» **WHAT TO DO**: Copy out the listing that follows exactly, dropping every picture.

» **SUPPLIED INFORMATION**:
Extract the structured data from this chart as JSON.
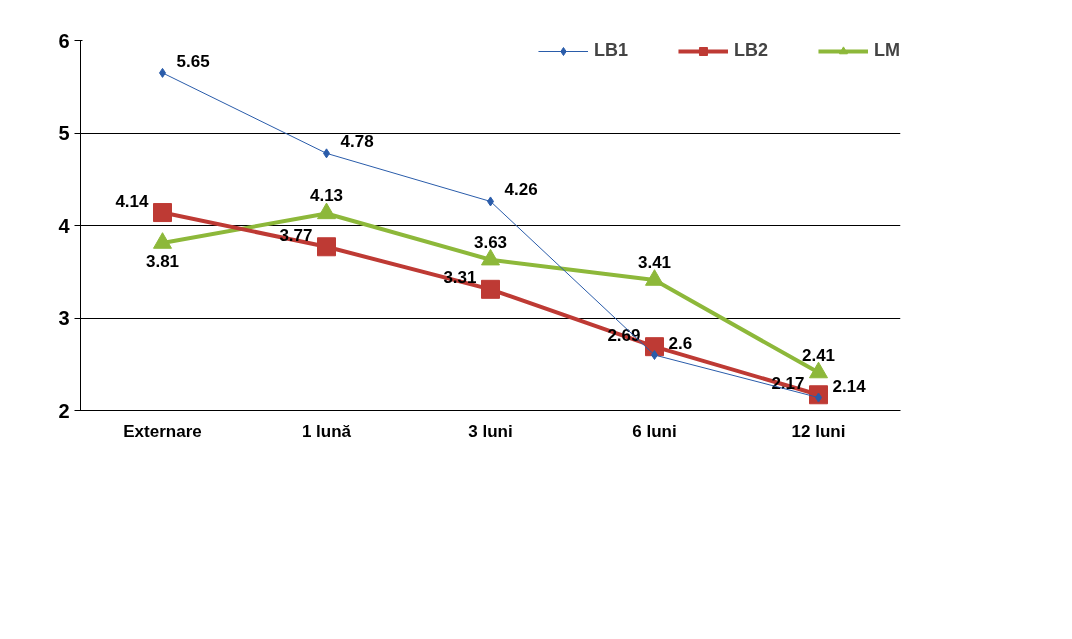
{
  "chart_data": {
    "type": "line",
    "categories": [
      "Externare",
      "1 lună",
      "3 luni",
      "6 luni",
      "12 luni"
    ],
    "series": [
      {
        "name": "LB1",
        "color": "#2a5caa",
        "values": [
          5.65,
          4.78,
          4.26,
          2.6,
          2.14
        ],
        "marker": "diamond"
      },
      {
        "name": "LB2",
        "color": "#be3a34",
        "values": [
          4.14,
          3.77,
          3.31,
          2.69,
          2.17
        ],
        "marker": "square"
      },
      {
        "name": "LM",
        "color": "#8db83a",
        "values": [
          3.81,
          4.13,
          3.63,
          3.41,
          2.41
        ],
        "marker": "triangle"
      }
    ],
    "ylim": [
      2,
      6
    ],
    "yticks": [
      2,
      3,
      4,
      5,
      6
    ],
    "grid": "y",
    "legend": "top right",
    "data_labels": true
  }
}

» **CORRECT OUTPUT**:
Extract the structured data from this chart as JSON.
{
  "chart_data": {
    "type": "line",
    "categories": [
      "Externare",
      "1 lună",
      "3 luni",
      "6 luni",
      "12 luni"
    ],
    "series": [
      {
        "name": "LB1",
        "color": "#2a5caa",
        "values": [
          5.65,
          4.78,
          4.26,
          2.6,
          2.14
        ],
        "marker": "diamond"
      },
      {
        "name": "LB2",
        "color": "#be3a34",
        "values": [
          4.14,
          3.77,
          3.31,
          2.69,
          2.17
        ],
        "marker": "square"
      },
      {
        "name": "LM",
        "color": "#8db83a",
        "values": [
          3.81,
          4.13,
          3.63,
          3.41,
          2.41
        ],
        "marker": "triangle"
      }
    ],
    "ylim": [
      2,
      6
    ],
    "yticks": [
      2,
      3,
      4,
      5,
      6
    ],
    "grid": "y",
    "legend": "top right",
    "data_labels": true
  }
}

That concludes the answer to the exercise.